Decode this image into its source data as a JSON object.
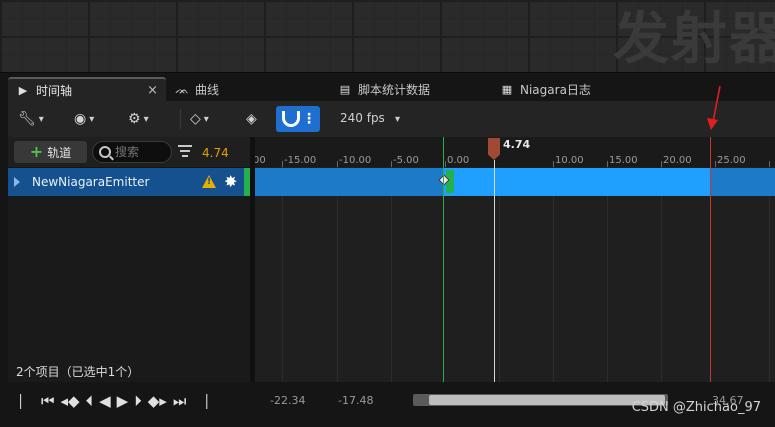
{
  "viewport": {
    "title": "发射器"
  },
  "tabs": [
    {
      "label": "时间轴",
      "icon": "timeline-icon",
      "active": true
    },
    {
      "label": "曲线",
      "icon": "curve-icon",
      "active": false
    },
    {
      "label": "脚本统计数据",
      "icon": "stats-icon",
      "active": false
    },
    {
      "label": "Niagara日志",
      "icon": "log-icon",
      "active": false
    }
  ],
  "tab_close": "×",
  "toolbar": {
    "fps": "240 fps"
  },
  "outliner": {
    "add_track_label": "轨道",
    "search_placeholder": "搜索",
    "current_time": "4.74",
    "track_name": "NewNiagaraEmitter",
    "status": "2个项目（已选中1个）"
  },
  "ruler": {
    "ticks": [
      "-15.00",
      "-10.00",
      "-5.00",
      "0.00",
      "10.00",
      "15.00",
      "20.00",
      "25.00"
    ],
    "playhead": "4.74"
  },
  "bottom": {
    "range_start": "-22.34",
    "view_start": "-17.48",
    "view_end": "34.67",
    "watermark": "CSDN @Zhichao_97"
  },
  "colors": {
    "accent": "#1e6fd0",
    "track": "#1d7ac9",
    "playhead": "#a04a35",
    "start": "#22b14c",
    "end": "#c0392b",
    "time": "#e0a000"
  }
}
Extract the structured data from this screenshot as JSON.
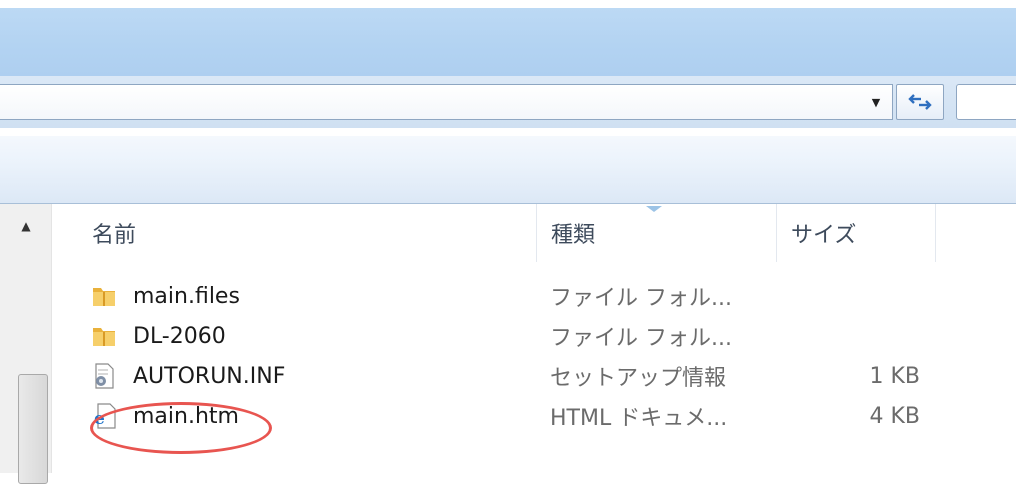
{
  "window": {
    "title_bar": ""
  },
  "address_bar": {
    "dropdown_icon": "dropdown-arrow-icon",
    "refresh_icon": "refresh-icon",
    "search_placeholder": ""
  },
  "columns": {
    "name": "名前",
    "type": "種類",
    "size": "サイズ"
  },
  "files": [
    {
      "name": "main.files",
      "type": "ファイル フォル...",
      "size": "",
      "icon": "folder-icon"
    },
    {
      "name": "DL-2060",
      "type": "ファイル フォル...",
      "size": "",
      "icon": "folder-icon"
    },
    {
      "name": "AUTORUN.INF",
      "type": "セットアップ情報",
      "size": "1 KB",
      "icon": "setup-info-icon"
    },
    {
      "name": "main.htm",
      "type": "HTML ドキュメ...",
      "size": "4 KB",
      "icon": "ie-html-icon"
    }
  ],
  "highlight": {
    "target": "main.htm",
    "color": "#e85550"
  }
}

What you have to do ▸ Return all lines with the word "data" in them.

Exercise output ▸
Decode this image into its source data as a JSON object.
Extract the structured data from this screenshot as JSON.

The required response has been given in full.